Given task:
Show all lines of the listing that hold the word "Program".

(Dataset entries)
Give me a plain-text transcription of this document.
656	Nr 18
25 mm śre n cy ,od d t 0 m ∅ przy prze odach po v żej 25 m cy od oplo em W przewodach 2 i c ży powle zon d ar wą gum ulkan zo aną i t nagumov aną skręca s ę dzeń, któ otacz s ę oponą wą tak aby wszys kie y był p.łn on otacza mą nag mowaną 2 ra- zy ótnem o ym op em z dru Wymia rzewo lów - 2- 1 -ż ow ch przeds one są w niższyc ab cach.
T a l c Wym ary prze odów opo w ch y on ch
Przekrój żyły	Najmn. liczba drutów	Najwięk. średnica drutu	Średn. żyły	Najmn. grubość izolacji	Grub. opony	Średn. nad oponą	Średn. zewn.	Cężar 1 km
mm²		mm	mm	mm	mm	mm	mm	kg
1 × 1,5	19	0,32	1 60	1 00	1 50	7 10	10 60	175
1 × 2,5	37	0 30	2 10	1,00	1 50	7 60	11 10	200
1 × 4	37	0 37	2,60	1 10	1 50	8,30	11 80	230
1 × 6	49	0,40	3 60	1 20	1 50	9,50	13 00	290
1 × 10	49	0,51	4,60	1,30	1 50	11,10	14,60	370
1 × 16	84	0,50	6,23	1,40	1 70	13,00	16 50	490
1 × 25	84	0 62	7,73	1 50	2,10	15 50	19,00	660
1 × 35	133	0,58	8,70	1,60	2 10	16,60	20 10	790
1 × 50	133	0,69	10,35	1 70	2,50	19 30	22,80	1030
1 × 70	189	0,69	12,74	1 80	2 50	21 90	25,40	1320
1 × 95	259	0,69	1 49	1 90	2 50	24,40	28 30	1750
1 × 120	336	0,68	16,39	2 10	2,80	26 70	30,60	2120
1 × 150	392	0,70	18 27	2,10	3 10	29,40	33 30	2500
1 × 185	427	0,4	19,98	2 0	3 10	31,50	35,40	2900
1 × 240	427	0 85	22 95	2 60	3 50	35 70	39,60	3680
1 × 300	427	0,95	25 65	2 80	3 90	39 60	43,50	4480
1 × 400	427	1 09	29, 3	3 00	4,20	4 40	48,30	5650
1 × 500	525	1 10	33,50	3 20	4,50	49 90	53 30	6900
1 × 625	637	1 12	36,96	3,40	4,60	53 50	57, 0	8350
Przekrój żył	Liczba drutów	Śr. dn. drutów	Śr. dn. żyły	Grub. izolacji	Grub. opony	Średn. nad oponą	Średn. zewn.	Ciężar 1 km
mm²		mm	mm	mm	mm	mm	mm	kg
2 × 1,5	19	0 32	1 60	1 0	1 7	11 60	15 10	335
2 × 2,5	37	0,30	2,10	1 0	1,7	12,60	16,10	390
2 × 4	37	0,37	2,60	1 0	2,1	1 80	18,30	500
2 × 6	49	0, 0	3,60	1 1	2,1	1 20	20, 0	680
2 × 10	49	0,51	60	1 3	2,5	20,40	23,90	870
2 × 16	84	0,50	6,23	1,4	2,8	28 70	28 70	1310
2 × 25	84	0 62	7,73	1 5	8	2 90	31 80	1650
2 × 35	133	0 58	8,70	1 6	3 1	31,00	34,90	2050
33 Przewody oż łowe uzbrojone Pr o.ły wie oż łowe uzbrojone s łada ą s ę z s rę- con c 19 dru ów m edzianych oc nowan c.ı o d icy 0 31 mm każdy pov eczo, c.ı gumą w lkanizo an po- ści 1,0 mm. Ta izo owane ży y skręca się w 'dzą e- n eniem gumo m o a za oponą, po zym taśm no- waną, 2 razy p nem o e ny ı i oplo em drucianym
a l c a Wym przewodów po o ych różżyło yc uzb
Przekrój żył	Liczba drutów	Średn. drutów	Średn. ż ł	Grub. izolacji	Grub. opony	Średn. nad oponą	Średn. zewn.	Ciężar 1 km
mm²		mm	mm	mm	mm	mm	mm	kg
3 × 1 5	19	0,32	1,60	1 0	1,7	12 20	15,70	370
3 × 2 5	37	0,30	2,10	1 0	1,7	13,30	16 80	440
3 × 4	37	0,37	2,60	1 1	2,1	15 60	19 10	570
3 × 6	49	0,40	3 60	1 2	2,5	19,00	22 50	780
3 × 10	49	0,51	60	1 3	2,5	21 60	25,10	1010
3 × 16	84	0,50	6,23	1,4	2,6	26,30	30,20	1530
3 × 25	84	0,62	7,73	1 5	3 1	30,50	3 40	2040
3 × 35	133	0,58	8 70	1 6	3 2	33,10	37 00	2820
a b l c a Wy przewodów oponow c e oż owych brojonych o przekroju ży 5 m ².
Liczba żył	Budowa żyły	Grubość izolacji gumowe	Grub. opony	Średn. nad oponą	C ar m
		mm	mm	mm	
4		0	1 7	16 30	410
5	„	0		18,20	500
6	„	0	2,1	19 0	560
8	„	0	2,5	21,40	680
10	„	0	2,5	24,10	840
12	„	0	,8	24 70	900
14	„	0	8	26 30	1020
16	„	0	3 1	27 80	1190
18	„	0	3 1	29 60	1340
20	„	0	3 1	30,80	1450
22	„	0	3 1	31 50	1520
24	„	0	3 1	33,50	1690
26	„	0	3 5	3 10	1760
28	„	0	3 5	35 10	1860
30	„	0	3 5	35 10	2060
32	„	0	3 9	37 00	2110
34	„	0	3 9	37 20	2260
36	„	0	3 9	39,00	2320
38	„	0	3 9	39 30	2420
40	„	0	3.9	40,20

--

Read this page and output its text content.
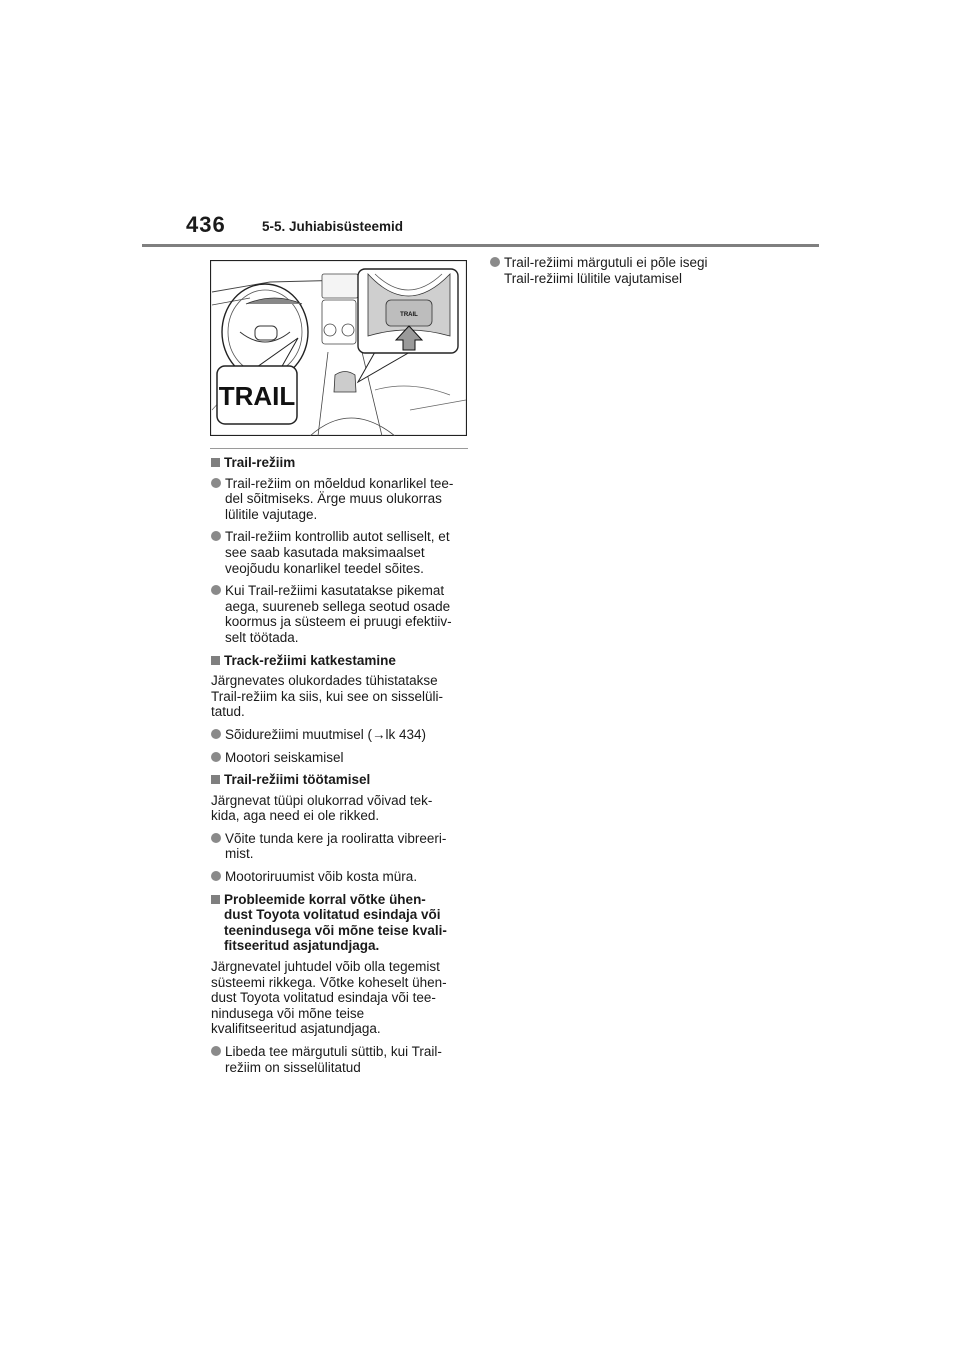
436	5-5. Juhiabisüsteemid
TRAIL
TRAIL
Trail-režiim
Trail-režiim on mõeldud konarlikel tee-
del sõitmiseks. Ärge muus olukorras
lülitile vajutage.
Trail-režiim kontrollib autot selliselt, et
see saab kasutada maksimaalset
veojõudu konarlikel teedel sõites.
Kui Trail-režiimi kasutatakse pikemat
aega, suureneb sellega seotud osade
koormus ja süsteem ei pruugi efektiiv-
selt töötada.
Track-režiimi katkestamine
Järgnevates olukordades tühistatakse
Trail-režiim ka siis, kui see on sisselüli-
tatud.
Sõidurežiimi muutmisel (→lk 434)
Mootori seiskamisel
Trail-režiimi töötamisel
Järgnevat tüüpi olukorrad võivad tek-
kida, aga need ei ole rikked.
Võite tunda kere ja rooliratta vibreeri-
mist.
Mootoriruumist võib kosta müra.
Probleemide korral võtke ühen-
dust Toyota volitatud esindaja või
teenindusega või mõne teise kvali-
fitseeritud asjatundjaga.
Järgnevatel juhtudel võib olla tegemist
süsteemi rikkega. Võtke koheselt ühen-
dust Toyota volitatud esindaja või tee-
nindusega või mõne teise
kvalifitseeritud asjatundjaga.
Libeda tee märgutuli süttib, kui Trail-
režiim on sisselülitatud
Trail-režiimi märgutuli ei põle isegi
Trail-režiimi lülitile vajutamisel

--

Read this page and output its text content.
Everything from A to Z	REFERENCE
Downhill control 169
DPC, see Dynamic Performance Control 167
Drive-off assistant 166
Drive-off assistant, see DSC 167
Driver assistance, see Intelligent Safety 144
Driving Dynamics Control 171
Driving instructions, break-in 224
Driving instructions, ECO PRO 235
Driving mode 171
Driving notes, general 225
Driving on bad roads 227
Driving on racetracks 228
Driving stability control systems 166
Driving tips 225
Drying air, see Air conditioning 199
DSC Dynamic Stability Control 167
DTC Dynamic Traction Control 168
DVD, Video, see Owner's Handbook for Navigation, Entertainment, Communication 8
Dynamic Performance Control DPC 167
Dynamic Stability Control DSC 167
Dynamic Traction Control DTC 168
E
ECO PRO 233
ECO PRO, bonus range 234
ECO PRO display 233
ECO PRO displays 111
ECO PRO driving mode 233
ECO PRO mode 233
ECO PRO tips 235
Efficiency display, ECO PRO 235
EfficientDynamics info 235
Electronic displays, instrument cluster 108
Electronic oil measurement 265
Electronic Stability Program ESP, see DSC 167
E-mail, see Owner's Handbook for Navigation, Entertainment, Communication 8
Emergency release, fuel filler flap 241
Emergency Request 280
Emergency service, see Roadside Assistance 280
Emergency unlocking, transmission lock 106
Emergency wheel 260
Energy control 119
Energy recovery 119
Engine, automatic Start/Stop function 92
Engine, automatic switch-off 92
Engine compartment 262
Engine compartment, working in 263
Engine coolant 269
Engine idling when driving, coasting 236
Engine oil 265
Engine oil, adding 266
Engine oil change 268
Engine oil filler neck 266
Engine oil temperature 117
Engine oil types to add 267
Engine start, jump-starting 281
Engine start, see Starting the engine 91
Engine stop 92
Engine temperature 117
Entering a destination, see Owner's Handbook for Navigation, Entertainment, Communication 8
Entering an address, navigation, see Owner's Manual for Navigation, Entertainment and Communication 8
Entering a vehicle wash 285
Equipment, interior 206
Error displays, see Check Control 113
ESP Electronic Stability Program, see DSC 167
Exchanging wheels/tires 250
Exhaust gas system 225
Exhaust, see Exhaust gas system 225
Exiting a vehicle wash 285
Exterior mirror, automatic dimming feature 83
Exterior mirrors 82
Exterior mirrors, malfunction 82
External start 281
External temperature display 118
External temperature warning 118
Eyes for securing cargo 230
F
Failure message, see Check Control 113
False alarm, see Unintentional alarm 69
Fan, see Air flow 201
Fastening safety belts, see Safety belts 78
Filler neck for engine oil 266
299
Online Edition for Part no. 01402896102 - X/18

Complete answer:
Electronic Stability Program ESP, see DSC 167
ESP Electronic Stability Program, see DSC 167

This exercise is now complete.